Short problem: Reproduce the data that follows in its entirety, character for character.

== Data extract

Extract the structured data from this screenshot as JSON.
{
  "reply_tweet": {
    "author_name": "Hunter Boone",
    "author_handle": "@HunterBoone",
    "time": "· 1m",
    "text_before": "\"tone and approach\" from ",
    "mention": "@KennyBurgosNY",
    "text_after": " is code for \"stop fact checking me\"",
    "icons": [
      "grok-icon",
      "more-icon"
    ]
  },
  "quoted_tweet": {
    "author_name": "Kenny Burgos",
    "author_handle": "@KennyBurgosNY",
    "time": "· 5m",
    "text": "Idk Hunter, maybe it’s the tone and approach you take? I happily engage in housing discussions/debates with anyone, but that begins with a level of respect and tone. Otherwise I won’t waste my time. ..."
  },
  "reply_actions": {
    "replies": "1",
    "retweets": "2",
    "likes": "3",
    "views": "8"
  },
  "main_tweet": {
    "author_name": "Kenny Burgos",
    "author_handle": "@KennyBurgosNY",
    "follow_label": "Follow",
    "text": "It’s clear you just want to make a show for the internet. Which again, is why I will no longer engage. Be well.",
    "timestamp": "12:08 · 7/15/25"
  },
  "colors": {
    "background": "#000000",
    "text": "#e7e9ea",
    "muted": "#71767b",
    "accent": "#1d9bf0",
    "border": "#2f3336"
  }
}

====

Answer to the exercise:
Extract the structured data from this screenshot as JSON.
{
  "reply_tweet": {
    "author_name": "Hunter Boone",
    "author_handle": "@HunterBoone",
    "time": "· 1m",
    "text_before": "\"tone and approach\" from ",
    "mention": "@KennyBurgosNY",
    "text_after": " is code for \"stop fact checking me\"",
    "icons": [
      "grok-icon",
      "more-icon"
    ]
  },
  "quoted_tweet": {
    "author_name": "Kenny Burgos",
    "author_handle": "@KennyBurgosNY",
    "time": "· 5m",
    "text": "Idk Hunter, maybe it’s the tone and approach you take? I happily engage in housing discussions/debates with anyone, but that begins with a level of respect and tone. Otherwise I won’t waste my time. ..."
  },
  "reply_actions": {
    "replies": "1",
    "retweets": "2",
    "likes": "3",
    "views": "8"
  },
  "main_tweet": {
    "author_name": "Kenny Burgos",
    "author_handle": "@KennyBurgosNY",
    "follow_label": "Follow",
    "text": "It’s clear you just want to make a show for the internet. Which again, is why I will no longer engage. Be well.",
    "timestamp": "12:08 · 7/15/25"
  },
  "colors": {
    "background": "#000000",
    "text": "#e7e9ea",
    "muted": "#71767b",
    "accent": "#1d9bf0",
    "border": "#2f3336"
  }
}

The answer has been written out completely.